## BEGIN Supplied data

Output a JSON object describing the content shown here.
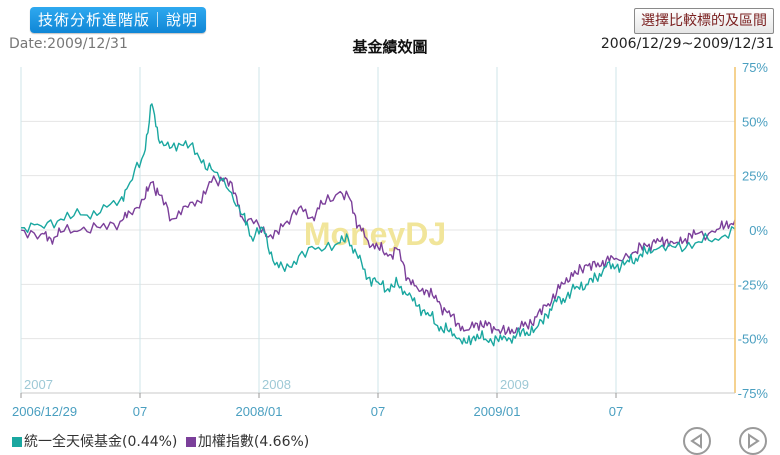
{
  "toolbar": {
    "analysis_button": "技術分析進階版｜說明",
    "compare_button": "選擇比較標的及區間"
  },
  "header": {
    "date": "Date:2009/12/31",
    "period": "2006/12/29~2009/12/31"
  },
  "chart_data": {
    "type": "line",
    "title": "基金績效圖",
    "watermark": "MoneyDJ",
    "ylim": [
      -75,
      75
    ],
    "y_ticks": [
      75,
      50,
      25,
      0,
      -25,
      -50,
      -75
    ],
    "y_tick_labels": [
      "75%",
      "50%",
      "25%",
      "0%",
      "-25%",
      "-50%",
      "-75%"
    ],
    "x_ticks": [
      {
        "label": "2006/12/29",
        "month": 0
      },
      {
        "label": "07",
        "month": 6
      },
      {
        "label": "2008/01",
        "month": 12
      },
      {
        "label": "07",
        "month": 18
      },
      {
        "label": "2009/01",
        "month": 24
      },
      {
        "label": "07",
        "month": 30
      }
    ],
    "year_labels": [
      {
        "label": "2007",
        "month": 0
      },
      {
        "label": "2008",
        "month": 12
      },
      {
        "label": "2009",
        "month": 24
      }
    ],
    "xlim": [
      0,
      36
    ],
    "series": [
      {
        "name": "統一全天候基金(0.44%)",
        "color": "#1aa7a0",
        "points": [
          [
            0,
            1
          ],
          [
            1,
            2
          ],
          [
            2,
            5
          ],
          [
            3,
            7
          ],
          [
            4,
            8
          ],
          [
            5,
            14
          ],
          [
            5.5,
            22
          ],
          [
            6.2,
            35
          ],
          [
            6.6,
            58
          ],
          [
            7,
            40
          ],
          [
            7.6,
            38
          ],
          [
            8.3,
            41
          ],
          [
            9,
            33
          ],
          [
            9.6,
            28
          ],
          [
            10.5,
            18
          ],
          [
            11.2,
            7
          ],
          [
            11.6,
            -3
          ],
          [
            12.2,
            1
          ],
          [
            12.7,
            -14
          ],
          [
            13.3,
            -19
          ],
          [
            14,
            -12
          ],
          [
            15,
            -8
          ],
          [
            16,
            -6
          ],
          [
            16.5,
            -4
          ],
          [
            17,
            -13
          ],
          [
            17.5,
            -22
          ],
          [
            18,
            -24
          ],
          [
            18.5,
            -27
          ],
          [
            19,
            -25
          ],
          [
            19.5,
            -30
          ],
          [
            20,
            -35
          ],
          [
            20.5,
            -38
          ],
          [
            21,
            -44
          ],
          [
            21.5,
            -46
          ],
          [
            22,
            -50
          ],
          [
            22.5,
            -52
          ],
          [
            23,
            -48
          ],
          [
            23.5,
            -51
          ],
          [
            24,
            -50
          ],
          [
            24.5,
            -51
          ],
          [
            25,
            -48
          ],
          [
            25.5,
            -47
          ],
          [
            26,
            -45
          ],
          [
            26.5,
            -39
          ],
          [
            27,
            -33
          ],
          [
            27.5,
            -31
          ],
          [
            28,
            -26
          ],
          [
            28.5,
            -25
          ],
          [
            29,
            -22
          ],
          [
            29.5,
            -17
          ],
          [
            30,
            -17
          ],
          [
            30.5,
            -15
          ],
          [
            31,
            -13
          ],
          [
            31.5,
            -10
          ],
          [
            32,
            -9
          ],
          [
            33,
            -8
          ],
          [
            34,
            -6
          ],
          [
            35,
            -4
          ],
          [
            36,
            0.44
          ]
        ]
      },
      {
        "name": "加權指數(4.66%)",
        "color": "#7b3f9a",
        "points": [
          [
            0,
            0
          ],
          [
            1,
            -2
          ],
          [
            1.5,
            -4
          ],
          [
            2,
            -1
          ],
          [
            3,
            0
          ],
          [
            4,
            1
          ],
          [
            5,
            4
          ],
          [
            5.5,
            8
          ],
          [
            6.2,
            14
          ],
          [
            6.6,
            22
          ],
          [
            7,
            16
          ],
          [
            7.6,
            5
          ],
          [
            8.3,
            11
          ],
          [
            9,
            13
          ],
          [
            9.6,
            22
          ],
          [
            10.3,
            24
          ],
          [
            10.8,
            17
          ],
          [
            11.2,
            5
          ],
          [
            12,
            2
          ],
          [
            12.7,
            -4
          ],
          [
            13.3,
            3
          ],
          [
            14,
            10
          ],
          [
            14.7,
            6
          ],
          [
            15.2,
            12
          ],
          [
            16,
            17
          ],
          [
            16.6,
            14
          ],
          [
            17,
            2
          ],
          [
            17.5,
            -5
          ],
          [
            18,
            -8
          ],
          [
            18.5,
            -12
          ],
          [
            19,
            -9
          ],
          [
            19.5,
            -22
          ],
          [
            20,
            -27
          ],
          [
            20.5,
            -28
          ],
          [
            21,
            -33
          ],
          [
            21.5,
            -38
          ],
          [
            22,
            -43
          ],
          [
            22.5,
            -46
          ],
          [
            23,
            -43
          ],
          [
            23.5,
            -44
          ],
          [
            24,
            -46
          ],
          [
            24.5,
            -47
          ],
          [
            25,
            -45
          ],
          [
            25.5,
            -44
          ],
          [
            26,
            -40
          ],
          [
            26.5,
            -35
          ],
          [
            27,
            -29
          ],
          [
            27.5,
            -22
          ],
          [
            28,
            -20
          ],
          [
            28.5,
            -16
          ],
          [
            29,
            -17
          ],
          [
            29.5,
            -14
          ],
          [
            30,
            -13
          ],
          [
            31,
            -10
          ],
          [
            31.5,
            -7
          ],
          [
            32,
            -6
          ],
          [
            32.5,
            -5
          ],
          [
            33,
            -6
          ],
          [
            33.5,
            -4
          ],
          [
            34,
            -2
          ],
          [
            35,
            -1
          ],
          [
            35.5,
            2
          ],
          [
            36,
            4.66
          ]
        ]
      }
    ]
  },
  "legend": {
    "fund_label": "統一全天候基金(0.44%)",
    "index_label": "加權指數(4.66%)",
    "fund_color": "#1aa7a0",
    "index_color": "#7b3f9a"
  },
  "nav": {
    "prev_icon": "prev-circle-icon",
    "next_icon": "next-circle-icon"
  }
}
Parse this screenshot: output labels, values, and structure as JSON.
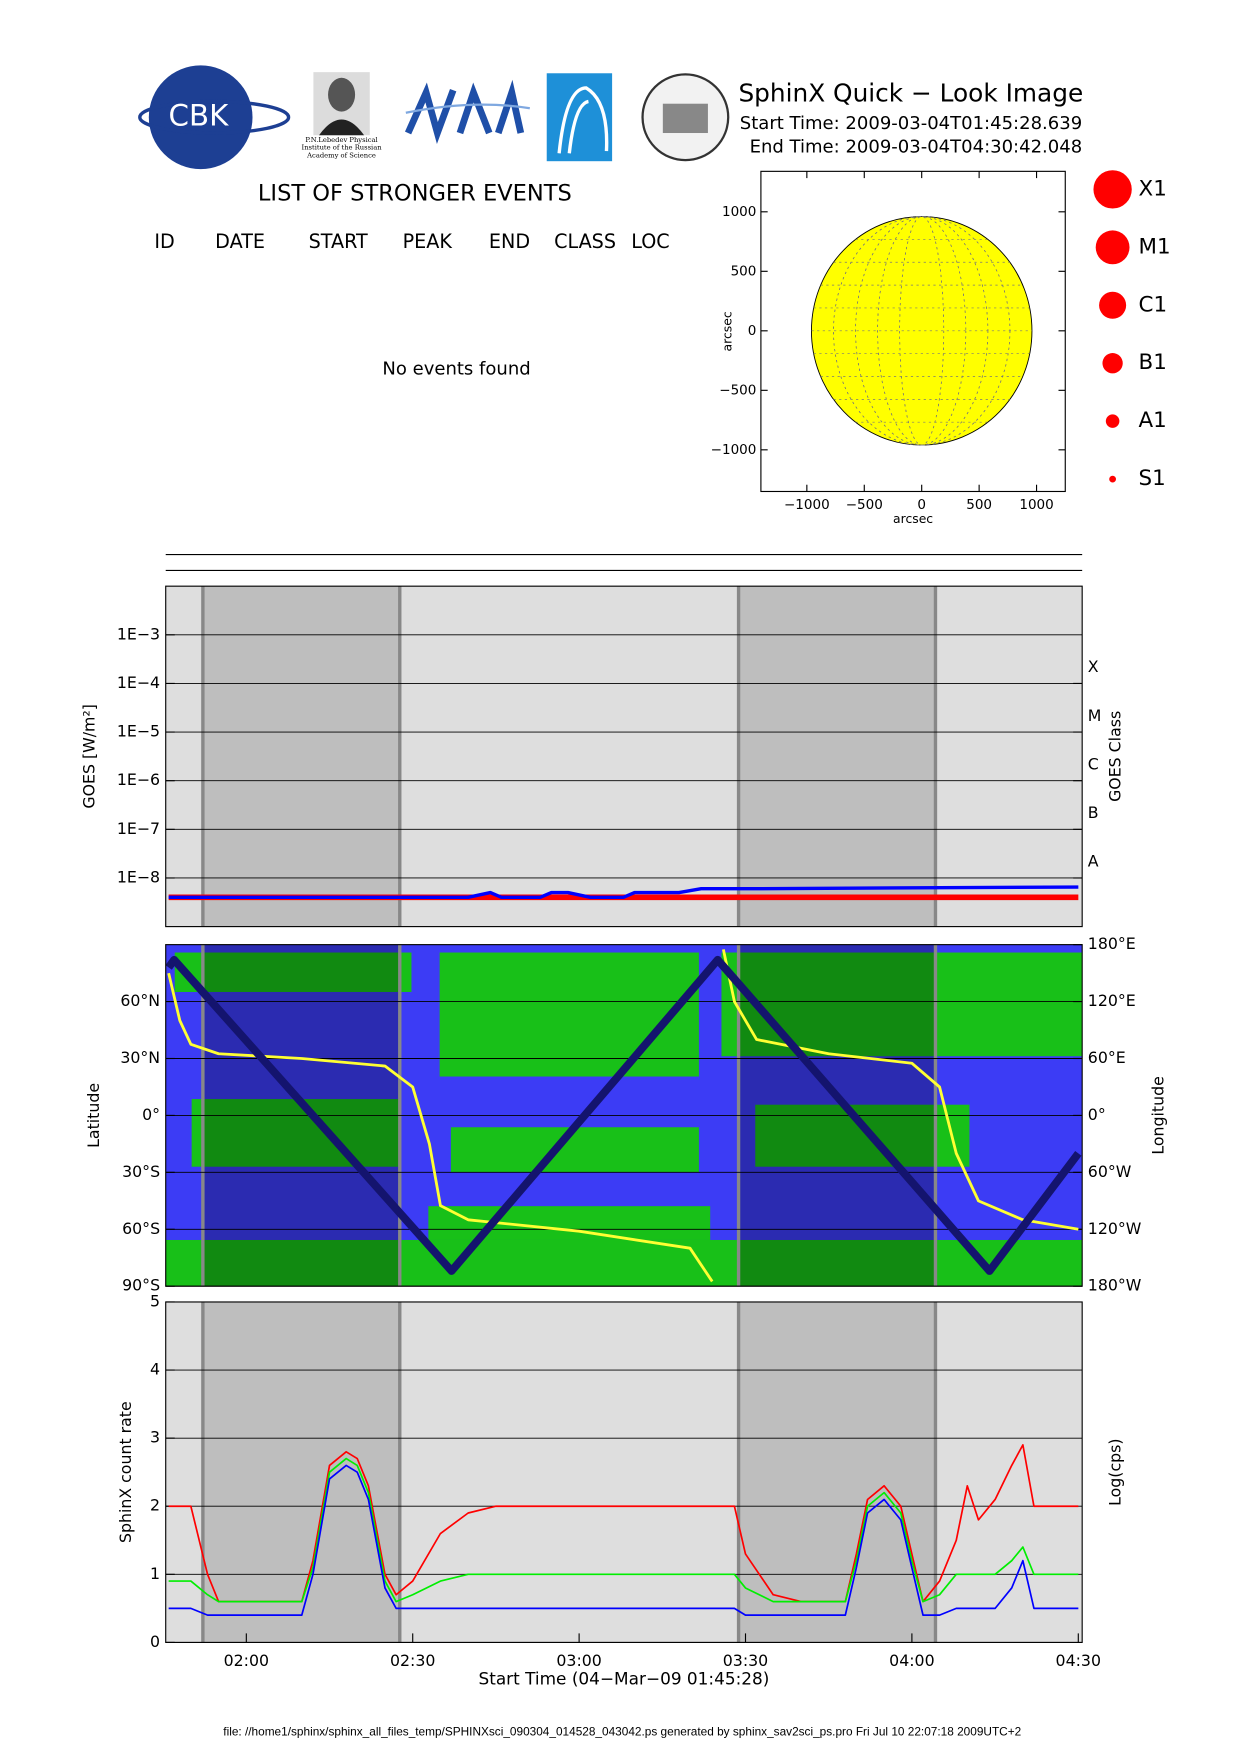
{
  "header": {
    "title": "SphinX Quick − Look Image",
    "start_time": "Start Time: 2009-03-04T01:45:28.639",
    "end_time": "End Time: 2009-03-04T04:30:42.048",
    "logo_text": "CBK",
    "institute_caption": [
      "P.N.Lebedev Physical",
      "Institute of the Russian",
      "Academy of Science"
    ]
  },
  "events": {
    "title": "LIST OF STRONGER EVENTS",
    "columns": [
      "ID",
      "DATE",
      "START",
      "PEAK",
      "END",
      "CLASS",
      "LOC"
    ],
    "message": "No events found"
  },
  "footer": "file: //home1/sphinx/sphinx_all_files_temp/SPHINXsci_090304_014528_043042.ps generated by sphinx_sav2sci_ps.pro Fri Jul 10 22:07:18 2009UTC+2",
  "chart_data": [
    {
      "type": "disk",
      "xlabel": "arcsec",
      "ylabel": "arcsec",
      "xlim": [
        -1400,
        1250
      ],
      "ylim": [
        -1350,
        1340
      ],
      "xticks": [
        {
          "value": -1000,
          "label": "−1000"
        },
        {
          "value": -500,
          "label": "−500"
        },
        0,
        500,
        1000
      ],
      "yticks": [
        {
          "value": -1000,
          "label": "−1000"
        },
        {
          "value": -500,
          "label": "−500"
        },
        0,
        500,
        1000
      ],
      "disk_radius": 960,
      "color": "#ffff00",
      "size_legend": {
        "labels": [
          "X1",
          "M1",
          "C1",
          "B1",
          "A1",
          "S1"
        ],
        "color": "#ff0000"
      }
    },
    {
      "type": "line",
      "log_y": true,
      "grid": true,
      "ylabel": "GOES [W/m²]",
      "y2label": "GOES Class",
      "xlim": [
        "01:45:28",
        "04:30:42"
      ],
      "ylim": [
        1e-09,
        0.01
      ],
      "yticks": [
        {
          "value": 0.001,
          "label": "1E−3"
        },
        {
          "value": 0.0001,
          "label": "1E−4"
        },
        {
          "value": 1e-05,
          "label": "1E−5"
        },
        {
          "value": 1e-06,
          "label": "1E−6"
        },
        {
          "value": 1e-07,
          "label": "1E−7"
        },
        {
          "value": 1e-08,
          "label": "1E−8"
        }
      ],
      "y2lim": [
        1e-09,
        0.01
      ],
      "y2ticks": [
        {
          "value": 1e-08,
          "label": "A"
        },
        {
          "value": 1e-07,
          "label": "B"
        },
        {
          "value": 1e-06,
          "label": "C"
        },
        {
          "value": 1e-05,
          "label": "M"
        },
        {
          "value": 0.0001,
          "label": "X"
        }
      ],
      "shaded_regions": [
        [
          "01:52:10",
          "02:27:40"
        ],
        [
          "03:28:45",
          "04:04:15"
        ]
      ],
      "series": [
        {
          "color": "#ff0000",
          "x": [
            "01:46",
            "02:30",
            "03:00",
            "03:30",
            "04:00",
            "04:30"
          ],
          "values": [
            4e-09,
            4e-09,
            4e-09,
            4e-09,
            4e-09,
            4e-09
          ]
        },
        {
          "color": "#0000ff",
          "x": [
            "01:46",
            "02:40",
            "02:44",
            "02:46",
            "02:53",
            "02:55",
            "02:58",
            "03:02",
            "03:08",
            "03:10",
            "03:18",
            "03:22",
            "03:30",
            "04:30"
          ],
          "values": [
            4e-09,
            4e-09,
            5e-09,
            4e-09,
            4e-09,
            5e-09,
            5e-09,
            4e-09,
            4e-09,
            5e-09,
            5e-09,
            6e-09,
            6e-09,
            6.5e-09
          ]
        }
      ]
    },
    {
      "type": "line",
      "grid": true,
      "ylabel": "Latitude",
      "y2label": "Longitude",
      "xlim": [
        "01:45:28",
        "04:30:42"
      ],
      "ylim": [
        -90,
        90
      ],
      "yticks": [
        {
          "value": -90,
          "label": "90°S"
        },
        {
          "value": -60,
          "label": "60°S"
        },
        {
          "value": -30,
          "label": "30°S"
        },
        {
          "value": 0,
          "label": "0°"
        },
        {
          "value": 30,
          "label": "30°N"
        },
        {
          "value": 60,
          "label": "60°N"
        }
      ],
      "y2lim": [
        -180,
        180
      ],
      "y2ticks": [
        {
          "value": -180,
          "label": "180°W"
        },
        {
          "value": -120,
          "label": "120°W"
        },
        {
          "value": -60,
          "label": "60°W"
        },
        {
          "value": 0,
          "label": "0°"
        },
        {
          "value": 60,
          "label": "60°E"
        },
        {
          "value": 120,
          "label": "120°E"
        },
        {
          "value": 180,
          "label": "180°E"
        }
      ],
      "shaded_regions": [
        [
          "01:52:10",
          "02:27:40"
        ],
        [
          "03:28:45",
          "04:04:15"
        ]
      ],
      "series": [
        {
          "color": "#ffff33",
          "axis": "y2",
          "x": [
            "01:46",
            "01:48",
            "01:50",
            "01:55",
            "02:10",
            "02:25",
            "02:30",
            "02:33",
            "02:35",
            "02:40",
            "03:00",
            "03:20",
            "03:24",
            "03:25",
            "03:26",
            "03:28",
            "03:32",
            "03:45",
            "04:00",
            "04:05",
            "04:08",
            "04:12",
            "04:20",
            "04:30"
          ],
          "values": [
            150,
            100,
            75,
            65,
            60,
            52,
            30,
            -30,
            -95,
            -110,
            -122,
            -140,
            -175,
            null,
            175,
            120,
            80,
            65,
            55,
            30,
            -40,
            -90,
            -110,
            -120
          ]
        },
        {
          "color": "#14146e",
          "x": [
            "01:46",
            "01:47",
            "02:37",
            "03:25",
            "04:14",
            "04:30"
          ],
          "values": [
            78,
            82,
            -82,
            82,
            -82,
            -20
          ]
        }
      ]
    },
    {
      "type": "line",
      "grid": true,
      "ylabel": "SphinX count rate",
      "y2label": "Log(cps)",
      "xlabel": "Start Time (04−Mar−09 01:45:28)",
      "xlim": [
        "01:45:28",
        "04:30:42"
      ],
      "xticks": [
        "02:00",
        "02:30",
        "03:00",
        "03:30",
        "04:00",
        "04:30"
      ],
      "ylim": [
        0,
        5
      ],
      "yticks": [
        0,
        1,
        2,
        3,
        4,
        5
      ],
      "shaded_regions": [
        [
          "01:52:10",
          "02:27:40"
        ],
        [
          "03:28:45",
          "04:04:15"
        ]
      ],
      "series": [
        {
          "color": "#ff0000",
          "x": [
            "01:46",
            "01:50",
            "01:53",
            "01:55",
            "02:00",
            "02:05",
            "02:08",
            "02:10",
            "02:12",
            "02:15",
            "02:18",
            "02:20",
            "02:22",
            "02:25",
            "02:27",
            "02:30",
            "02:35",
            "02:40",
            "02:45",
            "02:50",
            "03:00",
            "03:10",
            "03:20",
            "03:25",
            "03:28",
            "03:30",
            "03:35",
            "03:40",
            "03:45",
            "03:48",
            "03:50",
            "03:52",
            "03:55",
            "03:58",
            "04:00",
            "04:02",
            "04:05",
            "04:08",
            "04:10",
            "04:12",
            "04:15",
            "04:18",
            "04:20",
            "04:22",
            "04:25",
            "04:30"
          ],
          "values": [
            2.0,
            2.0,
            1.0,
            0.6,
            0.6,
            0.6,
            0.6,
            0.6,
            1.2,
            2.6,
            2.8,
            2.7,
            2.3,
            1.0,
            0.7,
            0.9,
            1.6,
            1.9,
            2.0,
            2.0,
            2.0,
            2.0,
            2.0,
            2.0,
            2.0,
            1.3,
            0.7,
            0.6,
            0.6,
            0.6,
            1.3,
            2.1,
            2.3,
            2.0,
            1.3,
            0.6,
            0.9,
            1.5,
            2.3,
            1.8,
            2.1,
            2.6,
            2.9,
            2.0,
            2.0,
            2.0
          ]
        },
        {
          "color": "#00ee00",
          "x": [
            "01:46",
            "01:50",
            "01:53",
            "01:55",
            "02:00",
            "02:05",
            "02:08",
            "02:10",
            "02:12",
            "02:15",
            "02:18",
            "02:20",
            "02:22",
            "02:25",
            "02:27",
            "02:30",
            "02:35",
            "02:40",
            "02:45",
            "02:50",
            "03:00",
            "03:10",
            "03:20",
            "03:25",
            "03:28",
            "03:30",
            "03:35",
            "03:40",
            "03:45",
            "03:48",
            "03:50",
            "03:52",
            "03:55",
            "03:58",
            "04:00",
            "04:02",
            "04:05",
            "04:08",
            "04:10",
            "04:12",
            "04:15",
            "04:18",
            "04:20",
            "04:22",
            "04:25",
            "04:30"
          ],
          "values": [
            0.9,
            0.9,
            0.7,
            0.6,
            0.6,
            0.6,
            0.6,
            0.6,
            1.1,
            2.5,
            2.7,
            2.6,
            2.2,
            0.9,
            0.6,
            0.7,
            0.9,
            1.0,
            1.0,
            1.0,
            1.0,
            1.0,
            1.0,
            1.0,
            1.0,
            0.8,
            0.6,
            0.6,
            0.6,
            0.6,
            1.2,
            2.0,
            2.2,
            1.9,
            1.2,
            0.6,
            0.7,
            1.0,
            1.0,
            1.0,
            1.0,
            1.2,
            1.4,
            1.0,
            1.0,
            1.0
          ]
        },
        {
          "color": "#0000ff",
          "x": [
            "01:46",
            "01:50",
            "01:53",
            "01:55",
            "02:00",
            "02:05",
            "02:08",
            "02:10",
            "02:12",
            "02:15",
            "02:18",
            "02:20",
            "02:22",
            "02:25",
            "02:27",
            "02:30",
            "02:35",
            "02:40",
            "02:45",
            "02:50",
            "03:00",
            "03:10",
            "03:20",
            "03:25",
            "03:28",
            "03:30",
            "03:35",
            "03:40",
            "03:45",
            "03:48",
            "03:50",
            "03:52",
            "03:55",
            "03:58",
            "04:00",
            "04:02",
            "04:05",
            "04:08",
            "04:10",
            "04:12",
            "04:15",
            "04:18",
            "04:20",
            "04:22",
            "04:25",
            "04:30"
          ],
          "values": [
            0.5,
            0.5,
            0.4,
            0.4,
            0.4,
            0.4,
            0.4,
            0.4,
            1.0,
            2.4,
            2.6,
            2.5,
            2.1,
            0.8,
            0.5,
            0.5,
            0.5,
            0.5,
            0.5,
            0.5,
            0.5,
            0.5,
            0.5,
            0.5,
            0.5,
            0.4,
            0.4,
            0.4,
            0.4,
            0.4,
            1.1,
            1.9,
            2.1,
            1.8,
            1.1,
            0.4,
            0.4,
            0.5,
            0.5,
            0.5,
            0.5,
            0.8,
            1.2,
            0.5,
            0.5,
            0.5
          ]
        }
      ]
    }
  ]
}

## END Supplied data

= What you are asked to do =
Copy out every line from the records that has the word "xlabel".

= Response to the task =
      "xlabel": "arcsec",
      "xlabel": "Start Time (04−Mar−09 01:45:28)",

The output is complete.